*INPUT DATA*:
# # # # # # #

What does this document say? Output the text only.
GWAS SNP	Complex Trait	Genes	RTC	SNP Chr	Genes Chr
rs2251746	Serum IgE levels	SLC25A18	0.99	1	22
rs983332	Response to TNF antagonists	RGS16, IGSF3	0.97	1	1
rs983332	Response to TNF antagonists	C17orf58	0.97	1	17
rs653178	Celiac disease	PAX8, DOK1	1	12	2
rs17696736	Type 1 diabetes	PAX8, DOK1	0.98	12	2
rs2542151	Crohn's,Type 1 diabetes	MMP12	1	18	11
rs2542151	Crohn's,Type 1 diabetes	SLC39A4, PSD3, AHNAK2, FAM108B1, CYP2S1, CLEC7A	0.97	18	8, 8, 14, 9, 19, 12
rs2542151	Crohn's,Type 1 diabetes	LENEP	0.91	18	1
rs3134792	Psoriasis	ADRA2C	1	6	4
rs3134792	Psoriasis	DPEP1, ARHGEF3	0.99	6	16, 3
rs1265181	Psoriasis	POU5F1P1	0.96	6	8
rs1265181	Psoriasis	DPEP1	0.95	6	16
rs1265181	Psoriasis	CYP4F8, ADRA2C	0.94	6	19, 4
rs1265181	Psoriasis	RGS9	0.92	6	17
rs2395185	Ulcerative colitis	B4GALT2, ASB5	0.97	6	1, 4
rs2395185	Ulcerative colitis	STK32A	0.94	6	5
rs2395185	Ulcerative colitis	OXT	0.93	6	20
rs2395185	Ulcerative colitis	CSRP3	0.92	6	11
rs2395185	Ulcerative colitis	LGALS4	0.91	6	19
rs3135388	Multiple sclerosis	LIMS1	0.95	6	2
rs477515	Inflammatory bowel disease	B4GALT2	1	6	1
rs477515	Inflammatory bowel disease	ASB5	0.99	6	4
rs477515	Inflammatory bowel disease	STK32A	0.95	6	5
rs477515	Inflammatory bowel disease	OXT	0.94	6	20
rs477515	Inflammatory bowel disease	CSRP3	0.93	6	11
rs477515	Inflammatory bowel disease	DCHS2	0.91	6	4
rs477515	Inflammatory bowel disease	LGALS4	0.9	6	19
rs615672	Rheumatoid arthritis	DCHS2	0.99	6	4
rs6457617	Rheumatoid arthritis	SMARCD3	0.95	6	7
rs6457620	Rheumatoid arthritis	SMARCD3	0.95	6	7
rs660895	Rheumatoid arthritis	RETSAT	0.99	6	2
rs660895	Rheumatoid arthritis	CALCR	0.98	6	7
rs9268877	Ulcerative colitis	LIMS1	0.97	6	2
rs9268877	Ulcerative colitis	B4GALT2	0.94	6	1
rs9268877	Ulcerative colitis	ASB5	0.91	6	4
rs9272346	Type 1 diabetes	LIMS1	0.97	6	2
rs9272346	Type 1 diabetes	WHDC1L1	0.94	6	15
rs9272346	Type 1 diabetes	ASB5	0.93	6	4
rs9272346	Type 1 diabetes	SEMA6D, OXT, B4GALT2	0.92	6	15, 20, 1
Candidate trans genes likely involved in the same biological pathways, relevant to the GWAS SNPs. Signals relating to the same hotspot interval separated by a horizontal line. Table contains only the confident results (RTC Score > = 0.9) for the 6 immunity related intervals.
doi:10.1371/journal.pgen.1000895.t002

# # # # # # #

*ACTIVITY*: Every line where "only" appears must be returned from the listing above.

*RESPONSE AREA*:
What does this document say? Output the text only.
Candidate trans genes likely involved in the same biological pathways, relevant to the GWAS SNPs. Signals relating to the same hotspot interval separated by a horizontal line. Table contains only the confident results (RTC Score > = 0.9) for the 6 immunity related intervals.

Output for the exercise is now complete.